-- STATED EXERCISE --
Spot each line that carries the word "ДВНИГМИ"; copy those lines.

====== DATA FOR THIS EXERCISE

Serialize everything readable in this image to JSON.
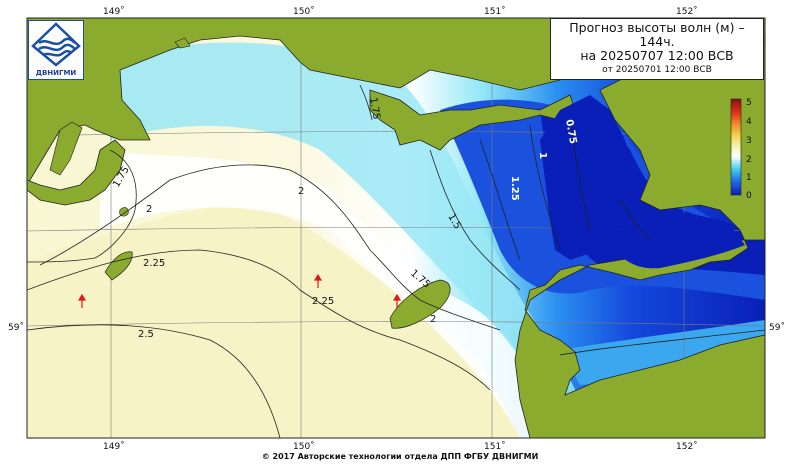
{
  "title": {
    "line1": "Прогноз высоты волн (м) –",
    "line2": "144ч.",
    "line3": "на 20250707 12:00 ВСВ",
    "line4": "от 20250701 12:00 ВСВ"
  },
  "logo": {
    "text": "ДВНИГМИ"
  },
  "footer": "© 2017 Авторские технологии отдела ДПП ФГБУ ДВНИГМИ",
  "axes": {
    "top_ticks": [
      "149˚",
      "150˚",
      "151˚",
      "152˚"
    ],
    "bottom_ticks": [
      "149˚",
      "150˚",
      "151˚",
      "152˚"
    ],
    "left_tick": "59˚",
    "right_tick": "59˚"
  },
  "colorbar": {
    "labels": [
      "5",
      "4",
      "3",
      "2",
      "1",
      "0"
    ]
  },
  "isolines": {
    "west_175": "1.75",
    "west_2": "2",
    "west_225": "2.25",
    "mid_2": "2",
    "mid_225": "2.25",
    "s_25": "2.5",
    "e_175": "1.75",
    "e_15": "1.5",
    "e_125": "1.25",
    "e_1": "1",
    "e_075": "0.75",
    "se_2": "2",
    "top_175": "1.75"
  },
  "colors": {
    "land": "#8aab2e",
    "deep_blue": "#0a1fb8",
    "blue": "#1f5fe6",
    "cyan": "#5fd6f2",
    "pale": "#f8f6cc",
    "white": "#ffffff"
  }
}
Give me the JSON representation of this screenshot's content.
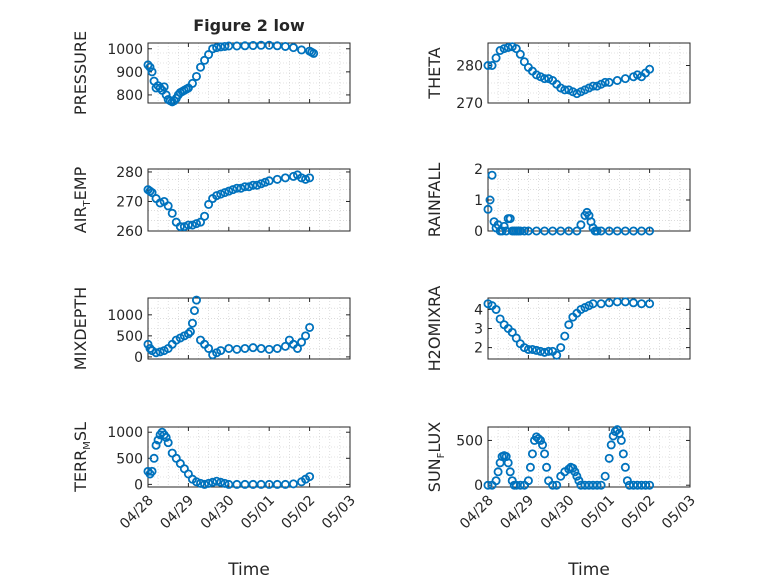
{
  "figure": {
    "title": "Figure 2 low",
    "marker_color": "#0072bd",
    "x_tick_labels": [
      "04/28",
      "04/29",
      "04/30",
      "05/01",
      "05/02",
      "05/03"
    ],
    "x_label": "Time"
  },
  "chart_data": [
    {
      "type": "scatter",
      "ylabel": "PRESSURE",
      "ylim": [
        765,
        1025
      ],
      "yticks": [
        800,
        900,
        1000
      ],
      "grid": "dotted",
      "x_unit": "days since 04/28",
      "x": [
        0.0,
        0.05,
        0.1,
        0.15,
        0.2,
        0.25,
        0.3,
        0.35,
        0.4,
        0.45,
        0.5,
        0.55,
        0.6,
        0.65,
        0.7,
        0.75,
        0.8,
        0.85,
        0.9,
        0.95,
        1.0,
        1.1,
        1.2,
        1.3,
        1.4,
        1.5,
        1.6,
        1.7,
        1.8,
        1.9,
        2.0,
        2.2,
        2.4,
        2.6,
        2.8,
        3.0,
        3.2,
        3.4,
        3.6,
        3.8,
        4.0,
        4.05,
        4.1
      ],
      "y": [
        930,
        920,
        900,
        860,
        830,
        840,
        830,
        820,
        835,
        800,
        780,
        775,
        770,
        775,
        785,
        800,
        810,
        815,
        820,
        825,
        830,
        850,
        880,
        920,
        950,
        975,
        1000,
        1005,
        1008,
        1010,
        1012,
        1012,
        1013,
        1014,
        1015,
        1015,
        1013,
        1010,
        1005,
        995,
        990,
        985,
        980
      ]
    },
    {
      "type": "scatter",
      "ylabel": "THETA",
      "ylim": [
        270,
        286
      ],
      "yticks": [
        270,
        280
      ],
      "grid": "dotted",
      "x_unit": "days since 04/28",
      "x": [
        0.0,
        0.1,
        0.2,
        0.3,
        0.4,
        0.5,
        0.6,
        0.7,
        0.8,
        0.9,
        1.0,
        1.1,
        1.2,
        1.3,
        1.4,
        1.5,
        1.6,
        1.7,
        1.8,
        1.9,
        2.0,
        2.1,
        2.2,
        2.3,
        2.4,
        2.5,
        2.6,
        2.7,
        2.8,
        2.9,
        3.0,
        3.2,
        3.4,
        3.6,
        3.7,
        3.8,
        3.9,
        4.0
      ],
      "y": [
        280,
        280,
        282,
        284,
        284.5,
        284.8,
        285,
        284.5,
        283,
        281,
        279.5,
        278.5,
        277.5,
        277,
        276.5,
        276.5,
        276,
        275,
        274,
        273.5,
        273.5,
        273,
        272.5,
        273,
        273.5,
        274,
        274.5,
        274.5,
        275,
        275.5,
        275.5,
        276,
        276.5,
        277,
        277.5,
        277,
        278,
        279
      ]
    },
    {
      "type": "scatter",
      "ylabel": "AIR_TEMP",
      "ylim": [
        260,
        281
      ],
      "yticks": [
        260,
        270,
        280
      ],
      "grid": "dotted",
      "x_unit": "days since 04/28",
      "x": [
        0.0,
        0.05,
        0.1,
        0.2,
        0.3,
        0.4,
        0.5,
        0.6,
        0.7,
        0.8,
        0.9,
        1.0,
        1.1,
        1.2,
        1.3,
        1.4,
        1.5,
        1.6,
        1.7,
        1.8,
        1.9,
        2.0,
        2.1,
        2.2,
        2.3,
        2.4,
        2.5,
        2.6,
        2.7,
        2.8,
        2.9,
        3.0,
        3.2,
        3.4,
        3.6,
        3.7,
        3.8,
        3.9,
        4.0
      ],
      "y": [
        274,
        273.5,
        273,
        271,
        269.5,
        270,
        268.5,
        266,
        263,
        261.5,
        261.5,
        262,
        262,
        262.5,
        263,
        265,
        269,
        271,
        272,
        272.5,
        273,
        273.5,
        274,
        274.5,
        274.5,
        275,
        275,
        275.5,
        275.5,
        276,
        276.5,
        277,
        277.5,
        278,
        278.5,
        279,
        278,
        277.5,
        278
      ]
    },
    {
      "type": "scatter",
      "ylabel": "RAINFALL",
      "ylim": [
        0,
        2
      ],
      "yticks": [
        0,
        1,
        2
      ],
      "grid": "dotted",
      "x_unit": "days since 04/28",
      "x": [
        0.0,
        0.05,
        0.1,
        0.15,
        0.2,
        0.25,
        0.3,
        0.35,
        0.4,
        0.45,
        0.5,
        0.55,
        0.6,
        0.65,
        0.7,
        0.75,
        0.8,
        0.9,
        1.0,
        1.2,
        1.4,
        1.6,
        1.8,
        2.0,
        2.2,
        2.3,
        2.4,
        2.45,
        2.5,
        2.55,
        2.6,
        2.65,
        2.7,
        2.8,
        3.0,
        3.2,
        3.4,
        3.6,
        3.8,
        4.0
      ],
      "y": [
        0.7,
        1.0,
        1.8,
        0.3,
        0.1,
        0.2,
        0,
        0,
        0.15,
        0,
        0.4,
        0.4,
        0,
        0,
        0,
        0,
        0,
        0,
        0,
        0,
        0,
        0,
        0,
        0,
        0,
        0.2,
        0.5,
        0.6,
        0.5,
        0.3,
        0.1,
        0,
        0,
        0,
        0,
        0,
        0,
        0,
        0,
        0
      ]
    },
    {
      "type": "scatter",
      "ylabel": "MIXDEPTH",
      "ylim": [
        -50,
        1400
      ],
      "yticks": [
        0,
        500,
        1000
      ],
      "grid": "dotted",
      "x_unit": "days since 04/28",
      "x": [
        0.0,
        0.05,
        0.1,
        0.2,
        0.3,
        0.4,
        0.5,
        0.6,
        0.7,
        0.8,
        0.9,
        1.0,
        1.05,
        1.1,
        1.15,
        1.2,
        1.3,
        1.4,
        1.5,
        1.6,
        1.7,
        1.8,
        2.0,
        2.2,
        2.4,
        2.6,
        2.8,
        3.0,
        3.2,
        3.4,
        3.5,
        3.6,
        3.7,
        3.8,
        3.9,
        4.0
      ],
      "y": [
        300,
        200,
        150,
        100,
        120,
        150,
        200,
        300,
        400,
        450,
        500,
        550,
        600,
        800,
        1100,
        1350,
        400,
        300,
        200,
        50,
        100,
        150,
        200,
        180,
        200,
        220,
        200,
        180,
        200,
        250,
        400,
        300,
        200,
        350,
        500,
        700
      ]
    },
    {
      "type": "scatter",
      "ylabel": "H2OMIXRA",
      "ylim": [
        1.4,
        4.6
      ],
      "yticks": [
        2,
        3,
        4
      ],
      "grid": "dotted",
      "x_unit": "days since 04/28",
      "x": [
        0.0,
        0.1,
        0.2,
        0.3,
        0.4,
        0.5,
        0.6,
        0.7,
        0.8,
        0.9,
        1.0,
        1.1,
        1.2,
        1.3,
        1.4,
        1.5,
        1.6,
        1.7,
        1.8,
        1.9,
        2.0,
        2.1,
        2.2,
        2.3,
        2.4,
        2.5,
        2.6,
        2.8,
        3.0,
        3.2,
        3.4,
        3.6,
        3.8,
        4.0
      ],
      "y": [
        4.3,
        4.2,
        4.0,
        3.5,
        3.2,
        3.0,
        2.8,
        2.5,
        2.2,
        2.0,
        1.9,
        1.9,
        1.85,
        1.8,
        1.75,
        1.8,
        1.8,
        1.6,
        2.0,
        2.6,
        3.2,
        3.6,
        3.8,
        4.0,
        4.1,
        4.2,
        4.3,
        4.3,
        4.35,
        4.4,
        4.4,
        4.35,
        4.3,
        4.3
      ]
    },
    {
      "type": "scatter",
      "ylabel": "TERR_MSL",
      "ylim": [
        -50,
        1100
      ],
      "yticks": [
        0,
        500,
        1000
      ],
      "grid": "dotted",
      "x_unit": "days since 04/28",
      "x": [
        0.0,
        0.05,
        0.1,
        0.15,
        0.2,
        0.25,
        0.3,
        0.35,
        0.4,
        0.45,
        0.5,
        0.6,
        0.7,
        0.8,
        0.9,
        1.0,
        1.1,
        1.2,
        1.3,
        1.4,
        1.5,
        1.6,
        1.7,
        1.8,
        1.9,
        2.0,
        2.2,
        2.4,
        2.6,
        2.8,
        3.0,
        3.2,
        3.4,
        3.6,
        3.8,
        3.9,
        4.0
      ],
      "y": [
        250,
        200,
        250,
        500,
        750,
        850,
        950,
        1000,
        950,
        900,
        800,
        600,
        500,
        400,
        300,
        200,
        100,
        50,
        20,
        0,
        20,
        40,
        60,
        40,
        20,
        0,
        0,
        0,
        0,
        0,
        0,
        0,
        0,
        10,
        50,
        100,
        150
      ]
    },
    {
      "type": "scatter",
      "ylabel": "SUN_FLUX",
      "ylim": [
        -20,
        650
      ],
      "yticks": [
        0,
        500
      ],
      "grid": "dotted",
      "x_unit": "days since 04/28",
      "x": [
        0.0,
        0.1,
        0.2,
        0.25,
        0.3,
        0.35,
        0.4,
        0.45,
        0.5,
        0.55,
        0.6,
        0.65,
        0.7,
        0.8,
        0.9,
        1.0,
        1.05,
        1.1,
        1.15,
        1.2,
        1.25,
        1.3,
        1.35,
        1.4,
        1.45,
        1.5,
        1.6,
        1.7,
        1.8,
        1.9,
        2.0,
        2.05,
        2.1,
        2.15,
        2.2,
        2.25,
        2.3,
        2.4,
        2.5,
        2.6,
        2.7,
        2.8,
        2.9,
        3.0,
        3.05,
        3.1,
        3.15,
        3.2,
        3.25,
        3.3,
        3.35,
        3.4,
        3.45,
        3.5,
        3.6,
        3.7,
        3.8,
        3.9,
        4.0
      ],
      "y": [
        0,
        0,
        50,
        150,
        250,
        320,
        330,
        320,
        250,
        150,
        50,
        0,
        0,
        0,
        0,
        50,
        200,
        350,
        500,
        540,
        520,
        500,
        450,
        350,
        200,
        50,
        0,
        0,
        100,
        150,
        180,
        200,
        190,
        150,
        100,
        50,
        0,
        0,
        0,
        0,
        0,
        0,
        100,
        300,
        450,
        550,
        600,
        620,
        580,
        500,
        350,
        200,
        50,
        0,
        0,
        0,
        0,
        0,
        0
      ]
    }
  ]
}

============

-- EXERCISE SOLUTION --
    "text": "ДВНИГМИ"
  "footer": "© 2017 Авторские технологии отдела ДПП ФГБУ ДВНИГМИ",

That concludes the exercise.